(PROVIDED RECORDS)
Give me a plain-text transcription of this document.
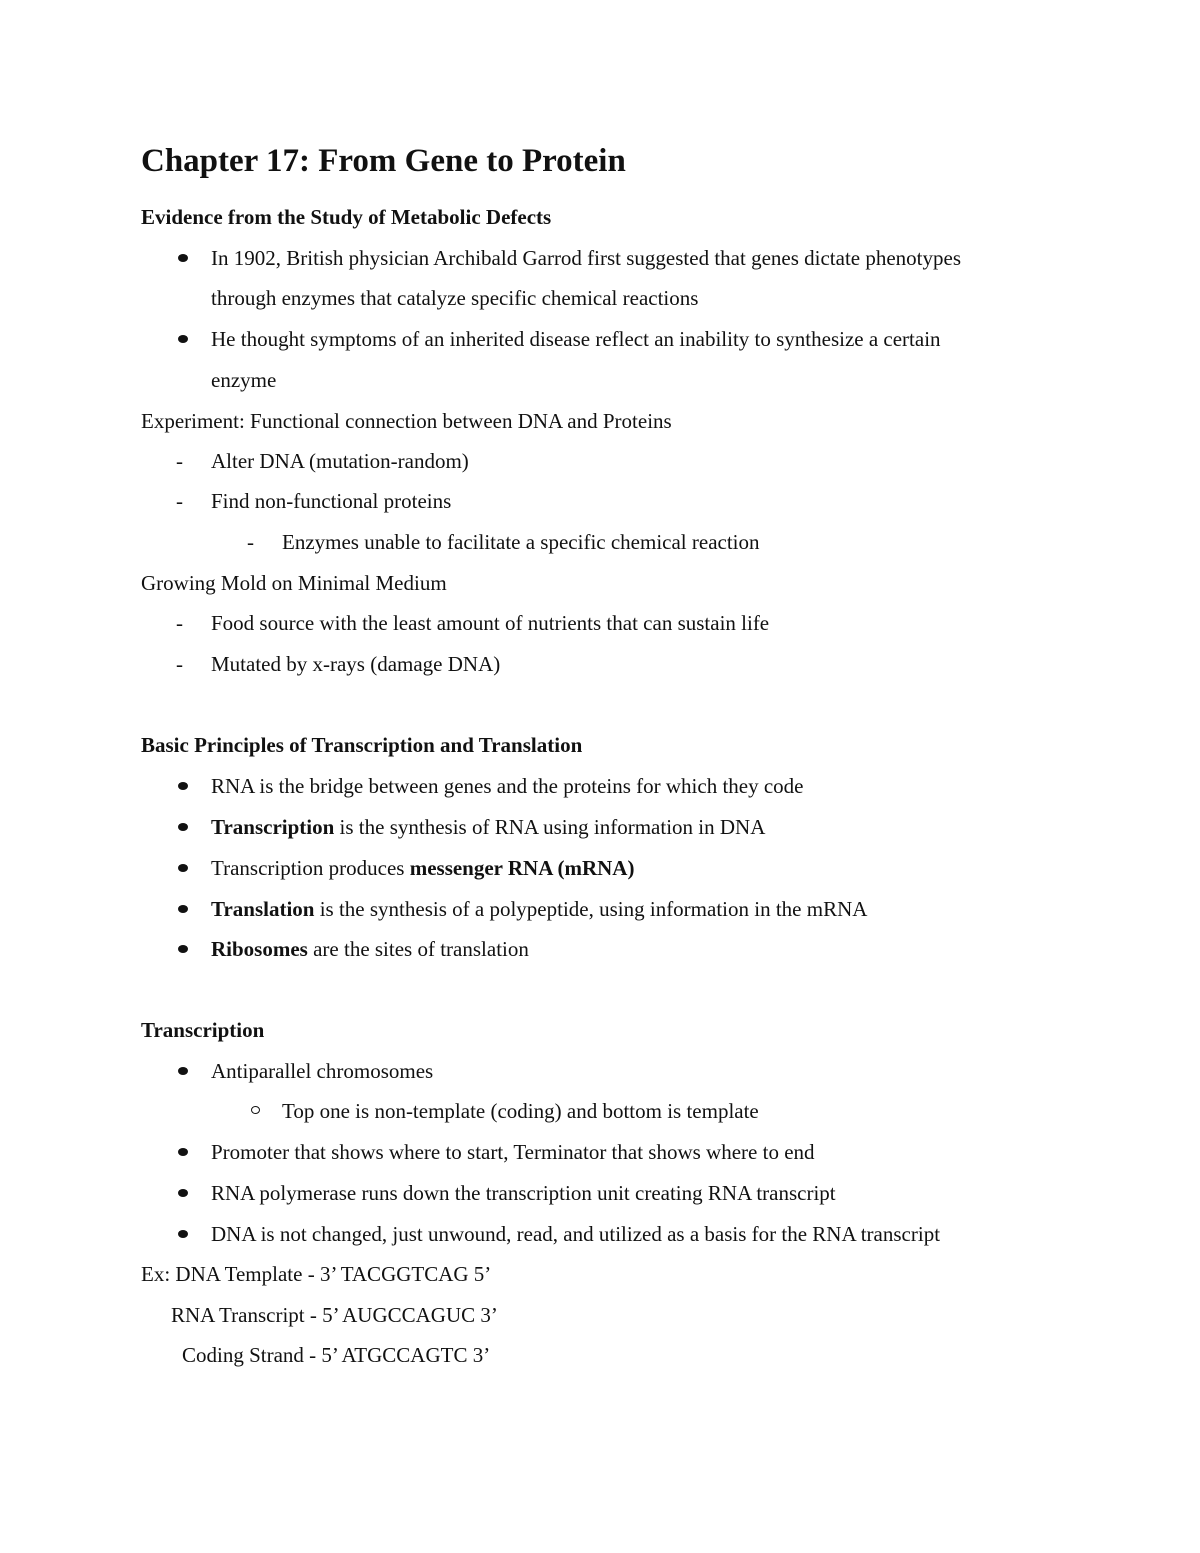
Chapter 17: From Gene to Protein
Evidence from the Study of Metabolic Defects
In 1902, British physician Archibald Garrod first suggested that genes dictate phenotypes
through enzymes that catalyze specific chemical reactions
He thought symptoms of an inherited disease reflect an inability to synthesize a certain
enzyme
Experiment: Functional connection between DNA and Proteins
- Alter DNA (mutation-random)
- Find non-functional proteins
- Enzymes unable to facilitate a specific chemical reaction
Growing Mold on Minimal Medium
- Food source with the least amount of nutrients that can sustain life
- Mutated by x-rays (damage DNA)
Basic Principles of Transcription and Translation
RNA is the bridge between genes and the proteins for which they code
Transcription is the synthesis of RNA using information in DNA
Transcription produces messenger RNA (mRNA)
Translation is the synthesis of a polypeptide, using information in the mRNA
Ribosomes are the sites of translation
Transcription
Antiparallel chromosomes
Top one is non-template (coding) and bottom is template
Promoter that shows where to start, Terminator that shows where to end
RNA polymerase runs down the transcription unit creating RNA transcript
DNA is not changed, just unwound, read, and utilized as a basis for the RNA transcript
Ex: DNA Template - 3’ TACGGTCAG 5’
RNA Transcript - 5’ AUGCCAGUC 3’
Coding Strand - 5’ ATGCCAGTC 3’
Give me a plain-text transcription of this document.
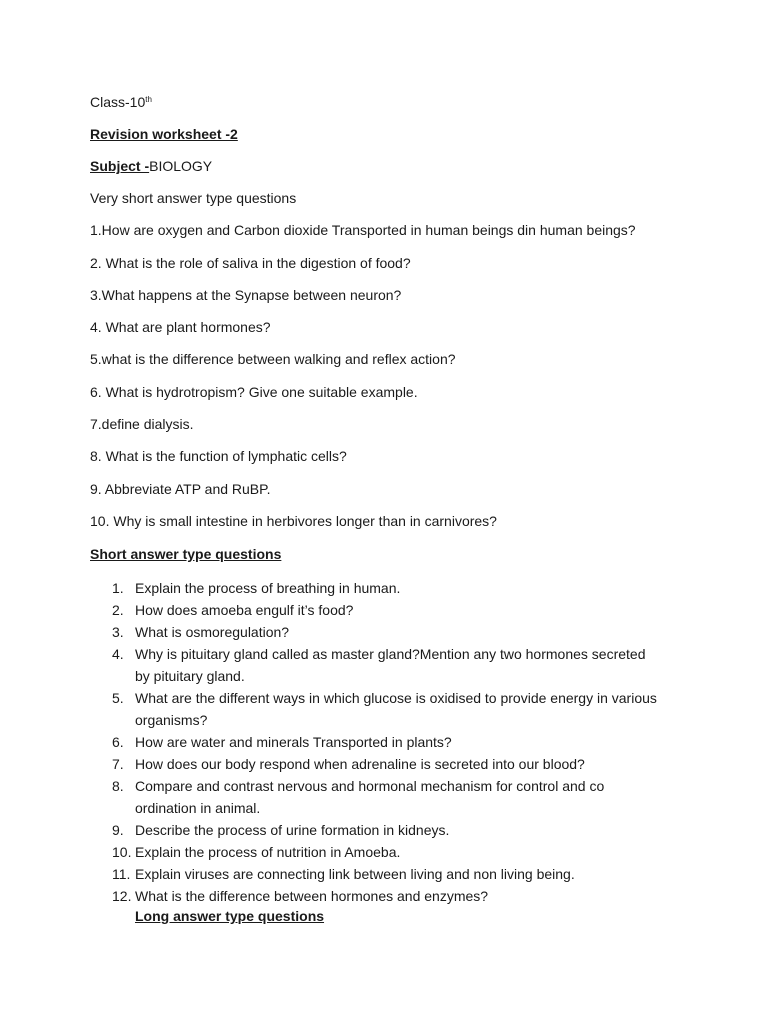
Class-10th

Revision worksheet -2

Subject -BIOLOGY

Very short answer type questions

1.How are oxygen and Carbon dioxide Transported in human beings din human beings?

2. What is the role of saliva in the digestion of food?

3.What happens at the Synapse between neuron?

4. What are plant hormones?

5.what is the difference between walking and reflex action?

6. What is hydrotropism? Give one suitable example.

7.define dialysis.

8. What is the function of lymphatic cells?

9. Abbreviate ATP and RuBP.

10. Why is small intestine in herbivores longer than in carnivores?

Short answer type questions

1. Explain the process of breathing in human.
2. How does amoeba engulf it’s food?
3. What is osmoregulation?
4. Why is pituitary gland called as master gland?Mention any two hormones secreted
by pituitary gland.
5. What are the different ways in which glucose is oxidised to provide energy in various
organisms?
6. How are water and minerals Transported in plants?
7. How does our body respond when adrenaline is secreted into our blood?
8. Compare and contrast nervous and hormonal mechanism for control and co
ordination in animal.
9. Describe the process of urine formation in kidneys.
10. Explain the process of nutrition in Amoeba.
11. Explain viruses are connecting link between living and non living being.
12. What is the difference between hormones and enzymes?

Long answer type questions
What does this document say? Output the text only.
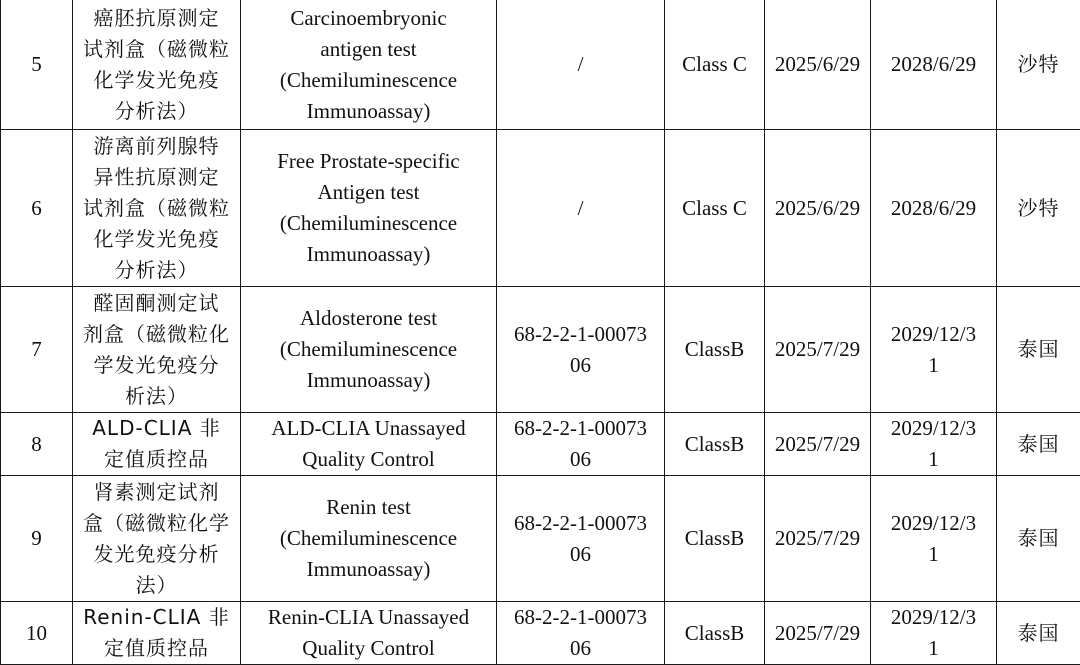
5	癌胚抗原测定
试剂盒（磁微粒
化学发光免疫
分析法）	Carcinoembryonic
antigen test
(Chemiluminescence
Immunoassay)	/	Class C	2025/6/29	2028/6/29	沙特
6	游离前列腺特
异性抗原测定
试剂盒（磁微粒
化学发光免疫
分析法）	Free Prostate-specific
Antigen test
(Chemiluminescence
Immunoassay)	/	Class C	2025/6/29	2028/6/29	沙特
7	醛固酮测定试
剂盒（磁微粒化
学发光免疫分
析法）	Aldosterone test
(Chemiluminescence
Immunoassay)	68-2-2-1-00073
06	ClassB	2025/7/29	2029/12/3
1	泰国
8	ALD-CLIA 非
定值质控品	ALD-CLIA Unassayed
Quality Control	68-2-2-1-00073
06	ClassB	2025/7/29	2029/12/3
1	泰国
9	肾素测定试剂
盒（磁微粒化学
发光免疫分析
法）	Renin test
(Chemiluminescence
Immunoassay)	68-2-2-1-00073
06	ClassB	2025/7/29	2029/12/3
1	泰国
10	Renin-CLIA 非
定值质控品	Renin-CLIA Unassayed
Quality Control	68-2-2-1-00073
06	ClassB	2025/7/29	2029/12/3
1	泰国
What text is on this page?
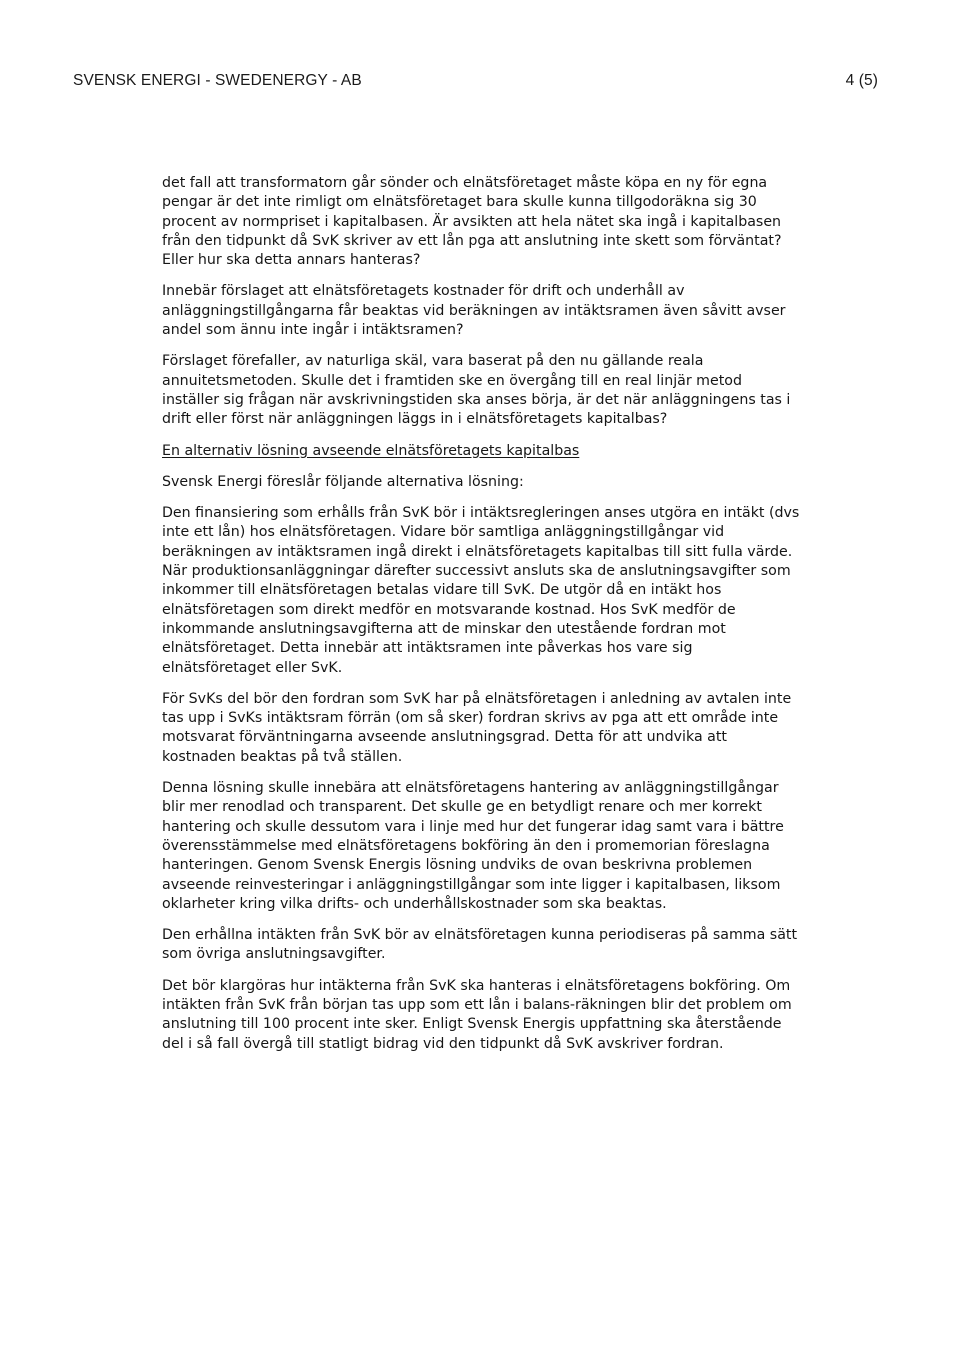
SVENSK ENERGI - SWEDENERGY - AB	4 (5)

det fall att transformatorn går sönder och elnätsföretaget måste köpa en ny för egna pengar är det inte rimligt om elnätsföretaget bara skulle kunna tillgodoräkna sig 30 procent av normpriset i kapitalbasen. Är avsikten att hela nätet ska ingå i kapitalbasen från den tidpunkt då SvK skriver av ett lån pga att anslutning inte skett som förväntat? Eller hur ska detta annars hanteras?

Innebär förslaget att elnätsföretagets kostnader för drift och underhåll av anläggningstillgångarna får beaktas vid beräkningen av intäktsramen även såvitt avser andel som ännu inte ingår i intäktsramen?

Förslaget förefaller, av naturliga skäl, vara baserat på den nu gällande reala annuitetsmetoden. Skulle det i framtiden ske en övergång till en real linjär metod inställer sig frågan när avskrivningstiden ska anses börja, är det när anläggningens tas i drift eller först när anläggningen läggs in i elnätsföretagets kapitalbas?

En alternativ lösning avseende elnätsföretagets kapitalbas

Svensk Energi föreslår följande alternativa lösning:

Den finansiering som erhålls från SvK bör i intäktsregleringen anses utgöra en intäkt (dvs inte ett lån) hos elnätsföretagen. Vidare bör samtliga anläggningstillgångar vid beräkningen av intäktsramen ingå direkt i elnätsföretagets kapitalbas till sitt fulla värde. När produktionsanläggningar därefter successivt ansluts ska de anslutningsavgifter som inkommer till elnätsföretagen betalas vidare till SvK. De utgör då en intäkt hos elnätsföretagen som direkt medför en motsvarande kostnad. Hos SvK medför de inkommande anslutningsavgifterna att de minskar den utestående fordran mot elnätsföretaget. Detta innebär att intäktsramen inte påverkas hos vare sig elnätsföretaget eller SvK.

För SvKs del bör den fordran som SvK har på elnätsföretagen i anledning av avtalen inte tas upp i SvKs intäktsram förrän (om så sker) fordran skrivs av pga att ett område inte motsvarat förväntningarna avseende anslutningsgrad. Detta för att undvika att kostnaden beaktas på två ställen.

Denna lösning skulle innebära att elnätsföretagens hantering av anläggningstillgångar blir mer renodlad och transparent. Det skulle ge en betydligt renare och mer korrekt hantering och skulle dessutom vara i linje med hur det fungerar idag samt vara i bättre överensstämmelse med elnätsföretagens bokföring än den i promemorian föreslagna hanteringen. Genom Svensk Energis lösning undviks de ovan beskrivna problemen avseende reinvesteringar i anläggningstillgångar som inte ligger i kapitalbasen, liksom oklarheter kring vilka drifts- och underhållskostnader som ska beaktas.

Den erhållna intäkten från SvK bör av elnätsföretagen kunna periodiseras på samma sätt som övriga anslutningsavgifter.

Det bör klargöras hur intäkterna från SvK ska hanteras i elnätsföretagens bokföring. Om intäkten från SvK från början tas upp som ett lån i balans-räkningen blir det problem om anslutning till 100 procent inte sker. Enligt Svensk Energis uppfattning ska återstående del i så fall övergå till statligt bidrag vid den tidpunkt då SvK avskriver fordran.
(End PROVIDED RECORDS)
A verbatim copy of the data, free of pictures, is the expected answer.

## YOUR SOLUTION
Give me a plain-text transcription of this document.
Chapter 17: From Gene to Protein
Evidence from the Study of Metabolic Defects
In 1902, British physician Archibald Garrod first suggested that genes dictate phenotypes
through enzymes that catalyze specific chemical reactions
He thought symptoms of an inherited disease reflect an inability to synthesize a certain
enzyme
Experiment: Functional connection between DNA and Proteins
- Alter DNA (mutation-random)
- Find non-functional proteins
- Enzymes unable to facilitate a specific chemical reaction
Growing Mold on Minimal Medium
- Food source with the least amount of nutrients that can sustain life
- Mutated by x-rays (damage DNA)
Basic Principles of Transcription and Translation
RNA is the bridge between genes and the proteins for which they code
Transcription is the synthesis of RNA using information in DNA
Transcription produces messenger RNA (mRNA)
Translation is the synthesis of a polypeptide, using information in the mRNA
Ribosomes are the sites of translation
Transcription
Antiparallel chromosomes
Top one is non-template (coding) and bottom is template
Promoter that shows where to start, Terminator that shows where to end
RNA polymerase runs down the transcription unit creating RNA transcript
DNA is not changed, just unwound, read, and utilized as a basis for the RNA transcript
Ex: DNA Template - 3’ TACGGTCAG 5’
RNA Transcript - 5’ AUGCCAGUC 3’
Coding Strand - 5’ ATGCCAGTC 3’
Give me a plain-text transcription of this document.
Class-10th

Revision worksheet -2

Subject -BIOLOGY

Very short answer type questions

1.How are oxygen and Carbon dioxide Transported in human beings din human beings?

2. What is the role of saliva in the digestion of food?

3.What happens at the Synapse between neuron?

4. What are plant hormones?

5.what is the difference between walking and reflex action?

6. What is hydrotropism? Give one suitable example.

7.define dialysis.

8. What is the function of lymphatic cells?

9. Abbreviate ATP and RuBP.

10. Why is small intestine in herbivores longer than in carnivores?

Short answer type questions

1. Explain the process of breathing in human.
2. How does amoeba engulf it’s food?
3. What is osmoregulation?
4. Why is pituitary gland called as master gland?Mention any two hormones secreted
by pituitary gland.
5. What are the different ways in which glucose is oxidised to provide energy in various
organisms?
6. How are water and minerals Transported in plants?
7. How does our body respond when adrenaline is secreted into our blood?
8. Compare and contrast nervous and hormonal mechanism for control and co
ordination in animal.
9. Describe the process of urine formation in kidneys.
10. Explain the process of nutrition in Amoeba.
11. Explain viruses are connecting link between living and non living being.
12. What is the difference between hormones and enzymes?

Long answer type questions
What does this document say? Output the text only.
5	癌胚抗原测定
试剂盒（磁微粒
化学发光免疫
分析法）	Carcinoembryonic
antigen test
(Chemiluminescence
Immunoassay)	/	Class C	2025/6/29	2028/6/29	沙特
6	游离前列腺特
异性抗原测定
试剂盒（磁微粒
化学发光免疫
分析法）	Free Prostate-specific
Antigen test
(Chemiluminescence
Immunoassay)	/	Class C	2025/6/29	2028/6/29	沙特
7	醛固酮测定试
剂盒（磁微粒化
学发光免疫分
析法）	Aldosterone test
(Chemiluminescence
Immunoassay)	68-2-2-1-00073
06	ClassB	2025/7/29	2029/12/3
1	泰国
8	ALD-CLIA 非
定值质控品	ALD-CLIA Unassayed
Quality Control	68-2-2-1-00073
06	ClassB	2025/7/29	2029/12/3
1	泰国
9	肾素测定试剂
盒（磁微粒化学
发光免疫分析
法）	Renin test
(Chemiluminescence
Immunoassay)	68-2-2-1-00073
06	ClassB	2025/7/29	2029/12/3
1	泰国
10	Renin-CLIA 非
定值质控品	Renin-CLIA Unassayed
Quality Control	68-2-2-1-00073
06	ClassB	2025/7/29	2029/12/3
1	泰国
What text is on this page?
SVENSK ENERGI - SWEDENERGY - AB	4 (5)

det fall att transformatorn går sönder och elnätsföretaget måste köpa en ny för egna pengar är det inte rimligt om elnätsföretaget bara skulle kunna tillgodoräkna sig 30 procent av normpriset i kapitalbasen. Är avsikten att hela nätet ska ingå i kapitalbasen från den tidpunkt då SvK skriver av ett lån pga att anslutning inte skett som förväntat? Eller hur ska detta annars hanteras?

Innebär förslaget att elnätsföretagets kostnader för drift och underhåll av anläggningstillgångarna får beaktas vid beräkningen av intäktsramen även såvitt avser andel som ännu inte ingår i intäktsramen?

Förslaget förefaller, av naturliga skäl, vara baserat på den nu gällande reala annuitetsmetoden. Skulle det i framtiden ske en övergång till en real linjär metod inställer sig frågan när avskrivningstiden ska anses börja, är det när anläggningens tas i drift eller först när anläggningen läggs in i elnätsföretagets kapitalbas?

En alternativ lösning avseende elnätsföretagets kapitalbas

Svensk Energi föreslår följande alternativa lösning:

Den finansiering som erhålls från SvK bör i intäktsregleringen anses utgöra en intäkt (dvs inte ett lån) hos elnätsföretagen. Vidare bör samtliga anläggningstillgångar vid beräkningen av intäktsramen ingå direkt i elnätsföretagets kapitalbas till sitt fulla värde. När produktionsanläggningar därefter successivt ansluts ska de anslutningsavgifter som inkommer till elnätsföretagen betalas vidare till SvK. De utgör då en intäkt hos elnätsföretagen som direkt medför en motsvarande kostnad. Hos SvK medför de inkommande anslutningsavgifterna att de minskar den utestående fordran mot elnätsföretaget. Detta innebär att intäktsramen inte påverkas hos vare sig elnätsföretaget eller SvK.

För SvKs del bör den fordran som SvK har på elnätsföretagen i anledning av avtalen inte tas upp i SvKs intäktsram förrän (om så sker) fordran skrivs av pga att ett område inte motsvarat förväntningarna avseende anslutningsgrad. Detta för att undvika att kostnaden beaktas på två ställen.

Denna lösning skulle innebära att elnätsföretagens hantering av anläggningstillgångar blir mer renodlad och transparent. Det skulle ge en betydligt renare och mer korrekt hantering och skulle dessutom vara i linje med hur det fungerar idag samt vara i bättre överensstämmelse med elnätsföretagens bokföring än den i promemorian föreslagna hanteringen. Genom Svensk Energis lösning undviks de ovan beskrivna problemen avseende reinvesteringar i anläggningstillgångar som inte ligger i kapitalbasen, liksom oklarheter kring vilka drifts- och underhållskostnader som ska beaktas.

Den erhållna intäkten från SvK bör av elnätsföretagen kunna periodiseras på samma sätt som övriga anslutningsavgifter.

Det bör klargöras hur intäkterna från SvK ska hanteras i elnätsföretagens bokföring. Om intäkten från SvK från början tas upp som ett lån i balans-räkningen blir det problem om anslutning till 100 procent inte sker. Enligt Svensk Energis uppfattning ska återstående del i så fall övergå till statligt bidrag vid den tidpunkt då SvK avskriver fordran.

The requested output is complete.